Rows from a figure dataset
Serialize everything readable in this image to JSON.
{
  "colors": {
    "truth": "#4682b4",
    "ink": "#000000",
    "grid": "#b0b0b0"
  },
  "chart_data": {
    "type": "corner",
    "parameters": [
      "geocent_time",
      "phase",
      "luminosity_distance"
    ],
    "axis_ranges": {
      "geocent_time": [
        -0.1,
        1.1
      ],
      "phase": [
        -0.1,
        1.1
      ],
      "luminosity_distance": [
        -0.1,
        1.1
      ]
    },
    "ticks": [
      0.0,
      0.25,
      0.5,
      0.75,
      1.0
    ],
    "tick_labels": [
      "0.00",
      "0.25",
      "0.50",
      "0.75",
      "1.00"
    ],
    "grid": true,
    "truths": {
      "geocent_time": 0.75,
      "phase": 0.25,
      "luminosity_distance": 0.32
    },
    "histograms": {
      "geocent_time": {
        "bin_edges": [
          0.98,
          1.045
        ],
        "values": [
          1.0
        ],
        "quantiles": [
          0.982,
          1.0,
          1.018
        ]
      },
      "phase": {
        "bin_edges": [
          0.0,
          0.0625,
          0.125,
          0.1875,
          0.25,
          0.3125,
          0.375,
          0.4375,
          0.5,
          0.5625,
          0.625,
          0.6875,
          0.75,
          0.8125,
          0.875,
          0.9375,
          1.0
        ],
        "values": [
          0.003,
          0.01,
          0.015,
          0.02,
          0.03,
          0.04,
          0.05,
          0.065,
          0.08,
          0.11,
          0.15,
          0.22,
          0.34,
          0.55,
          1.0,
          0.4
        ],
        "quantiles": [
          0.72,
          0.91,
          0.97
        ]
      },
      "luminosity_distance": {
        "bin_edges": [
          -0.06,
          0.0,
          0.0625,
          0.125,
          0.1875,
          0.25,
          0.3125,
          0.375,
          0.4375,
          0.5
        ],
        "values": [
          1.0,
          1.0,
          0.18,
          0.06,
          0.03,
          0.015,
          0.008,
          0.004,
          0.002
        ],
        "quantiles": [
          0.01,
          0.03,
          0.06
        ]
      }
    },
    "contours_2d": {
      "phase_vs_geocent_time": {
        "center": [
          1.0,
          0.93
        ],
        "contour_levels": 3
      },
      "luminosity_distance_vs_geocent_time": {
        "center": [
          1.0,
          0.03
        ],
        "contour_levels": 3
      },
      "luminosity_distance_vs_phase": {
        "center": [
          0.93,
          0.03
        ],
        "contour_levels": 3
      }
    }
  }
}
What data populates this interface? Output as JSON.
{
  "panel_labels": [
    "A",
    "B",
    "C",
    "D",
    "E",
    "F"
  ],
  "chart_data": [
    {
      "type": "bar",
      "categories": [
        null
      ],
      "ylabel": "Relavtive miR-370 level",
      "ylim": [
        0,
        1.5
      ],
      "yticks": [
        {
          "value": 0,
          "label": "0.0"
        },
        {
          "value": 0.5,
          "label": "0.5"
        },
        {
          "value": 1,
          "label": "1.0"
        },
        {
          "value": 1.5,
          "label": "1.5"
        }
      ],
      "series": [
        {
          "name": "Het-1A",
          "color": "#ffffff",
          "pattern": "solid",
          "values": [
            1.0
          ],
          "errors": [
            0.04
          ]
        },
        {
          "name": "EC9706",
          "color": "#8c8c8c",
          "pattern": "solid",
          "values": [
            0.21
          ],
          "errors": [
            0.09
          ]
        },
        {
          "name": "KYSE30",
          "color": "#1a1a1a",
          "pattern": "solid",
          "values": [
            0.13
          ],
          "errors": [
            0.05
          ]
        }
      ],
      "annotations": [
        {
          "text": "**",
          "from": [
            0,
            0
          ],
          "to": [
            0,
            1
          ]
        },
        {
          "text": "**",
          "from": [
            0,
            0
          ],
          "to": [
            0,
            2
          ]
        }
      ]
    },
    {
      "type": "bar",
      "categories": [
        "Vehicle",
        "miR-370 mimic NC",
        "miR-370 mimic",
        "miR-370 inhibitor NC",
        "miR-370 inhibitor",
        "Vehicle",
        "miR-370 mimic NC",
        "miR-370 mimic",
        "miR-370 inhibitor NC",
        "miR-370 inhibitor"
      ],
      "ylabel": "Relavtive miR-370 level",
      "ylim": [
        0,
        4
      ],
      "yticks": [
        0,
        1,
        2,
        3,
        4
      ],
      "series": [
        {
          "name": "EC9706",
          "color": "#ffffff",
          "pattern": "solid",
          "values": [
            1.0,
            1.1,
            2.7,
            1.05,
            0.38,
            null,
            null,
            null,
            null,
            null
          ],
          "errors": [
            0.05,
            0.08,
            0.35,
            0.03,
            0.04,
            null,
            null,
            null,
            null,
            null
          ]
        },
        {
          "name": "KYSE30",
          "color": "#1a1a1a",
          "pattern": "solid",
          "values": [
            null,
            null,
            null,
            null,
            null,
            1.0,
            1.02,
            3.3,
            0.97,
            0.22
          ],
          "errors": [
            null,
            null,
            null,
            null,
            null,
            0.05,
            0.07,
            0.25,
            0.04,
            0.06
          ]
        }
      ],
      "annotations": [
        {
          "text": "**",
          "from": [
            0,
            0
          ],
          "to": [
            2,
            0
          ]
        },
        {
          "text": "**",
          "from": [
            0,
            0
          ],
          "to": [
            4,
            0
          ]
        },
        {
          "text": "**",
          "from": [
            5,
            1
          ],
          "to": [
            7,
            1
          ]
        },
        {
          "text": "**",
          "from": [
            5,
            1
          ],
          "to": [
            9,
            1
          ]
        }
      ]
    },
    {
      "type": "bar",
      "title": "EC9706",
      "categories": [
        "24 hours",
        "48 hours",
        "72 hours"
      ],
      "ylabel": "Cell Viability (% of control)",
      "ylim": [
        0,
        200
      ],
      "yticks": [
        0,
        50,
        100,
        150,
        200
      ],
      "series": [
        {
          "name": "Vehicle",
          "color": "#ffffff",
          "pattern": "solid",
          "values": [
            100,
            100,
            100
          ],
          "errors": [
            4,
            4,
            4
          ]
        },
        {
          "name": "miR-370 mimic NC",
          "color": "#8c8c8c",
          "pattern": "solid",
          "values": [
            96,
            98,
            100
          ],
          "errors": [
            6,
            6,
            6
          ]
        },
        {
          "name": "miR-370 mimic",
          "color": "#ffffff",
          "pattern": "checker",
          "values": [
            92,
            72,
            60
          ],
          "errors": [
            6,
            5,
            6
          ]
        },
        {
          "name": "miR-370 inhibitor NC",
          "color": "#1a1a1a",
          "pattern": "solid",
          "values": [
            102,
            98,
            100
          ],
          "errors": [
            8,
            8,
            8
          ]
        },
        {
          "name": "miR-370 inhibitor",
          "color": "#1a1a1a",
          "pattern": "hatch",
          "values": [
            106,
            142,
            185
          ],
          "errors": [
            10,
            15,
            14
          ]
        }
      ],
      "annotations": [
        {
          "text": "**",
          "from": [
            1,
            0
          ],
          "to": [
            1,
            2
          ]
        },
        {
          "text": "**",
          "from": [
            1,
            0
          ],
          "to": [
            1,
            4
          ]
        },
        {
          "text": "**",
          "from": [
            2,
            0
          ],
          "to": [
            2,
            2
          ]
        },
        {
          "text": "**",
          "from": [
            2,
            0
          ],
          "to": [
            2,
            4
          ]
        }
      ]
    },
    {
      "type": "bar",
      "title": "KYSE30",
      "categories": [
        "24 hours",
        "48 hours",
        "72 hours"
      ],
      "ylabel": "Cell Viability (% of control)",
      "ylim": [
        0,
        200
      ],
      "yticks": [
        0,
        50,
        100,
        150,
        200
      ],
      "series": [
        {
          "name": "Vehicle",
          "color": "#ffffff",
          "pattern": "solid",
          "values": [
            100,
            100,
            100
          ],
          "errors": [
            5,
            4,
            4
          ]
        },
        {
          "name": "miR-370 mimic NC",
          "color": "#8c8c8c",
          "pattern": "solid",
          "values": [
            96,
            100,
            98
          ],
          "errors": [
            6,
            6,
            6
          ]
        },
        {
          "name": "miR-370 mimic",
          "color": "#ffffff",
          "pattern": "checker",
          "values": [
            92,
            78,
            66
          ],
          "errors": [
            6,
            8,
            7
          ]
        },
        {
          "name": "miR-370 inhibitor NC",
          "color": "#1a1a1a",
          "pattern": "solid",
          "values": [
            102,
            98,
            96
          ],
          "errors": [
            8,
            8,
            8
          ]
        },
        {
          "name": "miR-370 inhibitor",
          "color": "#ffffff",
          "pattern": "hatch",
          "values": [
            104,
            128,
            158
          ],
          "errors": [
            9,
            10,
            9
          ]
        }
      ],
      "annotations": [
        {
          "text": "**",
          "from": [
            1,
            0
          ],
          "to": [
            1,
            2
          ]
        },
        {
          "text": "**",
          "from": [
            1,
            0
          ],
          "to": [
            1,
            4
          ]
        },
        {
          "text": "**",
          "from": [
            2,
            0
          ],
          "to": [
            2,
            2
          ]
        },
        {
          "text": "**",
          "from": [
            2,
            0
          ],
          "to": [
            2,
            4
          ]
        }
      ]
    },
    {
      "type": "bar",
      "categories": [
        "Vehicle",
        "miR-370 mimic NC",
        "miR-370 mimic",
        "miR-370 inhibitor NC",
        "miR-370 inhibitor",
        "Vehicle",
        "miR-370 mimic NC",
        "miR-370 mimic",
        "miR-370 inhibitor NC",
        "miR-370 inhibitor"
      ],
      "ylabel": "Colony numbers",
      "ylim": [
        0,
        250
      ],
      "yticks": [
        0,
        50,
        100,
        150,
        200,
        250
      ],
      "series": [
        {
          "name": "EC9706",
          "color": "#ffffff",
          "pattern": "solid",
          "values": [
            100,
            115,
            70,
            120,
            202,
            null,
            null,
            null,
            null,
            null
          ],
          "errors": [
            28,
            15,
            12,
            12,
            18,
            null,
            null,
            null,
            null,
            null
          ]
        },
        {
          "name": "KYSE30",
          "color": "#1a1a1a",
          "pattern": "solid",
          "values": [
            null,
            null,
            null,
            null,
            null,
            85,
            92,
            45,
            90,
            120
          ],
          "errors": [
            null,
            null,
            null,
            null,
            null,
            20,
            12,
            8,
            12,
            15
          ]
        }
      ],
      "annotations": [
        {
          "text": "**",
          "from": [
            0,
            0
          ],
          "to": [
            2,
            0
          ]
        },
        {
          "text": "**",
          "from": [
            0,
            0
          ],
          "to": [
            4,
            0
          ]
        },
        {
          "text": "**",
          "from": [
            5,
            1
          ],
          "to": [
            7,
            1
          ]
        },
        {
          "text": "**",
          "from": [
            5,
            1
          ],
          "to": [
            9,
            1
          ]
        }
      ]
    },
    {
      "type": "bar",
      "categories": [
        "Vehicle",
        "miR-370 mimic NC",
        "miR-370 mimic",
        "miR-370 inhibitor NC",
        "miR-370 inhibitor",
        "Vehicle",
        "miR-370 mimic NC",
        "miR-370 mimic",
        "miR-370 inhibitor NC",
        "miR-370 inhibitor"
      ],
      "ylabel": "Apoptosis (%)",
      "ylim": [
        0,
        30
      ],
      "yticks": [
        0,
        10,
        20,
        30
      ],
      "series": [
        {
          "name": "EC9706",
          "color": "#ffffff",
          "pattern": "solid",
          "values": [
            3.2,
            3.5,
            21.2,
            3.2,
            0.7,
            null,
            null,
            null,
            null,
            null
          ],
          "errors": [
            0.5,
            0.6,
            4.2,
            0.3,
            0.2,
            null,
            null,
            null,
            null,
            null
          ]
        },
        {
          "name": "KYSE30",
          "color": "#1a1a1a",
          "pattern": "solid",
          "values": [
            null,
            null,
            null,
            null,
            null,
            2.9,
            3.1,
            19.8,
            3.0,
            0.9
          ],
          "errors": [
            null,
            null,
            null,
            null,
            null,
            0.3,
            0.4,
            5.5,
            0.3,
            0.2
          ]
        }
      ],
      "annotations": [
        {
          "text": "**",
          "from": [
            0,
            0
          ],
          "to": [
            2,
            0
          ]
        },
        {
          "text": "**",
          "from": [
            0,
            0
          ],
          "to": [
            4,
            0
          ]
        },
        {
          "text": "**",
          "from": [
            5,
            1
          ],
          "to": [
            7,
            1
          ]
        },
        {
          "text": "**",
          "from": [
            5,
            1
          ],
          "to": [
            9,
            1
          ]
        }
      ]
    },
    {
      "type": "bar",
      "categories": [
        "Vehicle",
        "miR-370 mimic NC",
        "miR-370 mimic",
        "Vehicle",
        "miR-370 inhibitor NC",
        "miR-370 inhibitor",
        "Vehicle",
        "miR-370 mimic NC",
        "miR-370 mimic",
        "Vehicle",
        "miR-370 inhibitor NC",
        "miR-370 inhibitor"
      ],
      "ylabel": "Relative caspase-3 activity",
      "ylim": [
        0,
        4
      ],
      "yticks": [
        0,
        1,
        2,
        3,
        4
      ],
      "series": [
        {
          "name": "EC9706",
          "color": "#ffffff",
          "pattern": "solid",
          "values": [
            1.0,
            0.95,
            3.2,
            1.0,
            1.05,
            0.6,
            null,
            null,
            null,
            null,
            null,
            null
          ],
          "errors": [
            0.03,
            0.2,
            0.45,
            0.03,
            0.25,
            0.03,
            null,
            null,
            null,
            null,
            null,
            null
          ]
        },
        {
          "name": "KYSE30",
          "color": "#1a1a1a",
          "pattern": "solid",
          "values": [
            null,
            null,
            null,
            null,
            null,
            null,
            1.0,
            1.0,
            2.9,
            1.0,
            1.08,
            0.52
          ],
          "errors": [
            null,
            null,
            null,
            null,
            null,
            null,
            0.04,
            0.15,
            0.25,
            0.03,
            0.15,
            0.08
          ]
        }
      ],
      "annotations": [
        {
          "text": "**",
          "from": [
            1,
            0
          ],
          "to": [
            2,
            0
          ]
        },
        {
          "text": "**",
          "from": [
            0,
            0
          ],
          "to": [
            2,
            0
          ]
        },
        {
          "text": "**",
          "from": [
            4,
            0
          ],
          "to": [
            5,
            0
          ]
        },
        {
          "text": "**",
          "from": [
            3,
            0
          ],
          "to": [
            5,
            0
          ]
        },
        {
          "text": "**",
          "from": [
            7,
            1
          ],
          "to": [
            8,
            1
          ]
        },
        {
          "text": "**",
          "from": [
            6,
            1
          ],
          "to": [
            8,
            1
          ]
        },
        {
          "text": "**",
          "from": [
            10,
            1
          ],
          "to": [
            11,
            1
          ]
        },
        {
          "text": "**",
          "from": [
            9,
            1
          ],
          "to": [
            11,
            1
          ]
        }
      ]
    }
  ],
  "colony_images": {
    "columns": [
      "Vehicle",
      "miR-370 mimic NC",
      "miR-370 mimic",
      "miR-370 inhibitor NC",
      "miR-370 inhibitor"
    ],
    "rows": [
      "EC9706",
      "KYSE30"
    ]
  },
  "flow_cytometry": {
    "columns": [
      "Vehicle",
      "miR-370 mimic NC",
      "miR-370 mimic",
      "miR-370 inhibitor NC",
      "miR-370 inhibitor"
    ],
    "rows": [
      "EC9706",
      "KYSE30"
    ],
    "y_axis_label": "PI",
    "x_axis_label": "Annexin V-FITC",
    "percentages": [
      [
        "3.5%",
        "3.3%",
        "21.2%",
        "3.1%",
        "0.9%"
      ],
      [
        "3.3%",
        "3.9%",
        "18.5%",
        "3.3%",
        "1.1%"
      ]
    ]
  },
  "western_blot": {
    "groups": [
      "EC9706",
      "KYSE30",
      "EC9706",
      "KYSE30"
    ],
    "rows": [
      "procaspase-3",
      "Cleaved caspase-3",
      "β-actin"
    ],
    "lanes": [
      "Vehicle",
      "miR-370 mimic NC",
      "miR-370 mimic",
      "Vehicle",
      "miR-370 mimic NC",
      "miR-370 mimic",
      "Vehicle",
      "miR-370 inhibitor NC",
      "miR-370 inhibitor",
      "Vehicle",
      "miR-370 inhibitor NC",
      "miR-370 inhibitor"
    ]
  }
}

* DIRECTIONS
Select and copy every line from the records that includes the word "this".

* ANSWER
Serialize everything readable in this image to JSON.
What data populates this interface? Output as JSON.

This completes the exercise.